===== Raw data

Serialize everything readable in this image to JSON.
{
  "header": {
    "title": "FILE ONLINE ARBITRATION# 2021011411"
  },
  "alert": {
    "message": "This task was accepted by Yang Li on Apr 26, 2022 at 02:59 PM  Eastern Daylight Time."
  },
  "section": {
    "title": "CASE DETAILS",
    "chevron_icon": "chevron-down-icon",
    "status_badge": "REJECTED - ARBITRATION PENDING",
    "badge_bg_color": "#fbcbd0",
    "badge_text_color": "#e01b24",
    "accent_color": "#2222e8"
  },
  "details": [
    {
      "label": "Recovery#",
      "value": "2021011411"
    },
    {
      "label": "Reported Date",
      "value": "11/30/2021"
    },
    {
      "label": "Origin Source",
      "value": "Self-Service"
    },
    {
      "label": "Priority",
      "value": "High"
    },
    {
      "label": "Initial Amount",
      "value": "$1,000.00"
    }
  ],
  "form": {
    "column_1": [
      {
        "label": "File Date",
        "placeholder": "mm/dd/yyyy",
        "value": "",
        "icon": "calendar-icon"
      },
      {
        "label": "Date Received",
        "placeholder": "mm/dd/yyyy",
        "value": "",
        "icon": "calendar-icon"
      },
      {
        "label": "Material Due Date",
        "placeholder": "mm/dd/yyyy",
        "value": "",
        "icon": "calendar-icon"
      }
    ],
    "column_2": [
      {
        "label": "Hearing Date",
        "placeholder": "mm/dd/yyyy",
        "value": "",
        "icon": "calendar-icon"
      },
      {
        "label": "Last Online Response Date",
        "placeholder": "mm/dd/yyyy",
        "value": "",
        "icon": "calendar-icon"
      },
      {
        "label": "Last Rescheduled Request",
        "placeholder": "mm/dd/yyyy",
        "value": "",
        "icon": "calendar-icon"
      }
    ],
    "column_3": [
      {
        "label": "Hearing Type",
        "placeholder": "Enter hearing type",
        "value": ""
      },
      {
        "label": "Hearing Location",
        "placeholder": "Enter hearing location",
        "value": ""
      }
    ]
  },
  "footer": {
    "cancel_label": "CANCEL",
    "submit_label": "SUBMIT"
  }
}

==========
===== Raw data

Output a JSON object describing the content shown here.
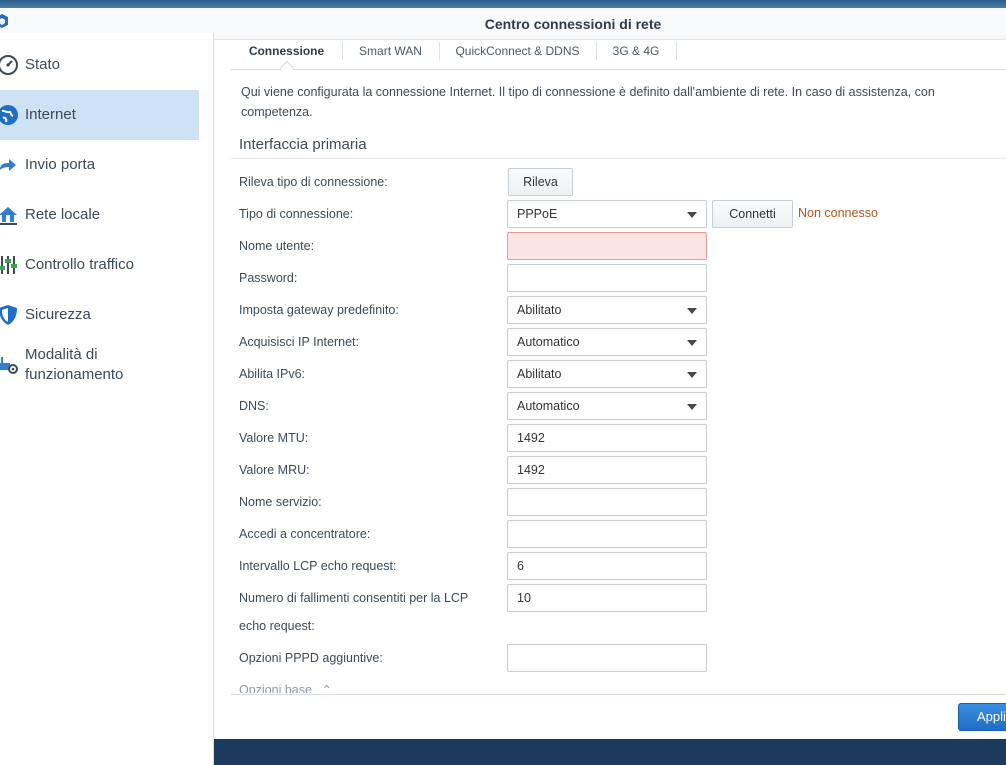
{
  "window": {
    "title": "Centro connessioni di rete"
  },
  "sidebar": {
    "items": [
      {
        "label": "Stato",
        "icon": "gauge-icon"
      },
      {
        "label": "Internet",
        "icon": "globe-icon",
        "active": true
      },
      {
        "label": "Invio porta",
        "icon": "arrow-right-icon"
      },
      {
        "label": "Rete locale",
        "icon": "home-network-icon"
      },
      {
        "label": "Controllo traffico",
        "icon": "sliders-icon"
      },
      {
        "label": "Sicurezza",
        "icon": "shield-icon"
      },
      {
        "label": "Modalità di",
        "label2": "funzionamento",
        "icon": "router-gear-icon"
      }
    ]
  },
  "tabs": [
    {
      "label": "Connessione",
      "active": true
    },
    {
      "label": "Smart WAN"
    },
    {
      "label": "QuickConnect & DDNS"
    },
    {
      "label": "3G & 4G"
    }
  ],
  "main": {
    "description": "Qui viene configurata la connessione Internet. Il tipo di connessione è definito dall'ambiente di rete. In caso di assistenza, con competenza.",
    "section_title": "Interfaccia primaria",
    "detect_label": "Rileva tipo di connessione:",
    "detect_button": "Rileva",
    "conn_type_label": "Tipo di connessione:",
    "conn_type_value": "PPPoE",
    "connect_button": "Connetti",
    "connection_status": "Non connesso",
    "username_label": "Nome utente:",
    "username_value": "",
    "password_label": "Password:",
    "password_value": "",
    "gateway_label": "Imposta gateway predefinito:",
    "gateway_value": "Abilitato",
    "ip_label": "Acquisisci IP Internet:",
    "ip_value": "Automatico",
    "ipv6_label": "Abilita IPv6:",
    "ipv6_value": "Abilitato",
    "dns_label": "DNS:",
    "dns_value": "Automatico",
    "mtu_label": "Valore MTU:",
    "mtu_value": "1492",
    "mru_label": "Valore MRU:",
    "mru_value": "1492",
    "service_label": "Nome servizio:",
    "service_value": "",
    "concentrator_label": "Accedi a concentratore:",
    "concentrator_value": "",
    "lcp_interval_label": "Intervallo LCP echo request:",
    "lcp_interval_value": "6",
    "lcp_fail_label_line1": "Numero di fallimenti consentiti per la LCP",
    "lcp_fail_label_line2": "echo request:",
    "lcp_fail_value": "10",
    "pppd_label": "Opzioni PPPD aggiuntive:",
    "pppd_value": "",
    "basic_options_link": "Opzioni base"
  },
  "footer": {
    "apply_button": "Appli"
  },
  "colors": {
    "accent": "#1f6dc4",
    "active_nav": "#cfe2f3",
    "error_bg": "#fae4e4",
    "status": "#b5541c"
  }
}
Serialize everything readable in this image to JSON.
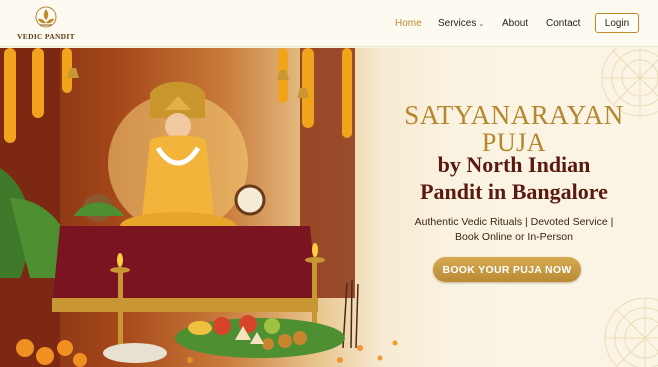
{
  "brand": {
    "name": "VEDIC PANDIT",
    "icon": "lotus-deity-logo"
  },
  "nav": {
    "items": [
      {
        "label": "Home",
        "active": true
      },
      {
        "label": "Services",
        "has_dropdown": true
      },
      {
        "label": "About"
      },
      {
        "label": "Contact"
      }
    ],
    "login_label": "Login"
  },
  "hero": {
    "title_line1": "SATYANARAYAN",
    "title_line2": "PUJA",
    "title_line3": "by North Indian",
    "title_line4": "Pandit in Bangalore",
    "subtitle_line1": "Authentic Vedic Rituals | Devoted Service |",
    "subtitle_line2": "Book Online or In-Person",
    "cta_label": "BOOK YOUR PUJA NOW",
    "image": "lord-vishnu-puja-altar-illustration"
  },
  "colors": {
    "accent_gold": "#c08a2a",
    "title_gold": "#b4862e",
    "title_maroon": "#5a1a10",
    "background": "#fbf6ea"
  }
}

==========

> [What you have to do]:
Select and copy every line from the records that includes the word "Abilitato".

> [The response]:
    "gateway_value": "Abilitato",
    "ipv6_value": "Abilitato",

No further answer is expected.